**Written problem:**
Copy out all the data, word for word.

···

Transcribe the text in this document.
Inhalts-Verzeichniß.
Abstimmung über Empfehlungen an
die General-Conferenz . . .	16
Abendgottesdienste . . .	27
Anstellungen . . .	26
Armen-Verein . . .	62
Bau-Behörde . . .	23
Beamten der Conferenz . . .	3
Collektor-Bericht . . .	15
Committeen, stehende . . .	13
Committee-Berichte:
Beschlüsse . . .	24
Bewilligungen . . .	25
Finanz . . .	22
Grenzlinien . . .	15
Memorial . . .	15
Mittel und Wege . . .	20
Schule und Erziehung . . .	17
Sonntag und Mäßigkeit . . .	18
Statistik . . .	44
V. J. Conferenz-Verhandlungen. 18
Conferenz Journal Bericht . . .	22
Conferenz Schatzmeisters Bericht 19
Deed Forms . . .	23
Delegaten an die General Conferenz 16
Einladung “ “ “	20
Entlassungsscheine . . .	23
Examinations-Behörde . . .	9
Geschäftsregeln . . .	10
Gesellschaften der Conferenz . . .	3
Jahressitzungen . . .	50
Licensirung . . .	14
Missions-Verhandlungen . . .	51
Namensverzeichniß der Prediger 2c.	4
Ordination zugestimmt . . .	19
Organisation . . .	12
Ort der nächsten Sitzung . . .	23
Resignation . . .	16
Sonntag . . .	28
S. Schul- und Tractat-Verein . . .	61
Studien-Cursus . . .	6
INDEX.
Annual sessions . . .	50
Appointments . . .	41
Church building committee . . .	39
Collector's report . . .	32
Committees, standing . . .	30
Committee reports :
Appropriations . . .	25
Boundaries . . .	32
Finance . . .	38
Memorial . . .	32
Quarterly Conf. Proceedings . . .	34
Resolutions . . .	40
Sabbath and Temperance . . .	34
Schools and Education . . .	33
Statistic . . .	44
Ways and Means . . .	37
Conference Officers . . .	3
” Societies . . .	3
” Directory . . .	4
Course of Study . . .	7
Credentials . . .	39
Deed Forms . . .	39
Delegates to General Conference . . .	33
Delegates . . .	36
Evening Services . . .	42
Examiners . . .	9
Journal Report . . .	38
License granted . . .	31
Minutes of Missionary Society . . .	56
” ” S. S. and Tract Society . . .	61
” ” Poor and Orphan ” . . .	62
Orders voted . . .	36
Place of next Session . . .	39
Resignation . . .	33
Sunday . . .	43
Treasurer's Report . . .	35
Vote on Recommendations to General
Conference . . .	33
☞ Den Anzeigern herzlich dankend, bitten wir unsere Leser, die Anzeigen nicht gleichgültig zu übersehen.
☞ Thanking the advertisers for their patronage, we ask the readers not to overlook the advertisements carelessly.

···

**Final result:**
Transcribe the text in this document.
Inhalts-Verzeichniß.
Abstimmung über Empfehlungen an
die General-Conferenz . . .	16
Abendgottesdienste . . .	27
Anstellungen . . .	26
Armen-Verein . . .	62
Bau-Behörde . . .	23
Beamten der Conferenz . . .	3
Collektor-Bericht . . .	15
Committeen, stehende . . .	13
Committee-Berichte:
Beschlüsse . . .	24
Bewilligungen . . .	25
Finanz . . .	22
Grenzlinien . . .	15
Memorial . . .	15
Mittel und Wege . . .	20
Schule und Erziehung . . .	17
Sonntag und Mäßigkeit . . .	18
Statistik . . .	44
V. J. Conferenz-Verhandlungen. 18
Conferenz Journal Bericht . . .	22
Conferenz Schatzmeisters Bericht 19
Deed Forms . . .	23
Delegaten an die General Conferenz 16
Einladung “ “ “	20
Entlassungsscheine . . .	23
Examinations-Behörde . . .	9
Geschäftsregeln . . .	10
Gesellschaften der Conferenz . . .	3
Jahressitzungen . . .	50
Licensirung . . .	14
Missions-Verhandlungen . . .	51
Namensverzeichniß der Prediger 2c.	4
Ordination zugestimmt . . .	19
Organisation . . .	12
Ort der nächsten Sitzung . . .	23
Resignation . . .	16
Sonntag . . .	28
S. Schul- und Tractat-Verein . . .	61
Studien-Cursus . . .	6
INDEX.
Annual sessions . . .	50
Appointments . . .	41
Church building committee . . .	39
Collector's report . . .	32
Committees, standing . . .	30
Committee reports :
Appropriations . . .	25
Boundaries . . .	32
Finance . . .	38
Memorial . . .	32
Quarterly Conf. Proceedings . . .	34
Resolutions . . .	40
Sabbath and Temperance . . .	34
Schools and Education . . .	33
Statistic . . .	44
Ways and Means . . .	37
Conference Officers . . .	3
” Societies . . .	3
” Directory . . .	4
Course of Study . . .	7
Credentials . . .	39
Deed Forms . . .	39
Delegates to General Conference . . .	33
Delegates . . .	36
Evening Services . . .	42
Examiners . . .	9
Journal Report . . .	38
License granted . . .	31
Minutes of Missionary Society . . .	56
” ” S. S. and Tract Society . . .	61
” ” Poor and Orphan ” . . .	62
Orders voted . . .	36
Place of next Session . . .	39
Resignation . . .	33
Sunday . . .	43
Treasurer's Report . . .	35
Vote on Recommendations to General
Conference . . .	33
☞ Den Anzeigern herzlich dankend, bitten wir unsere Leser, die Anzeigen nicht gleichgültig zu übersehen.
☞ Thanking the advertisers for their patronage, we ask the readers not to overlook the advertisements carelessly.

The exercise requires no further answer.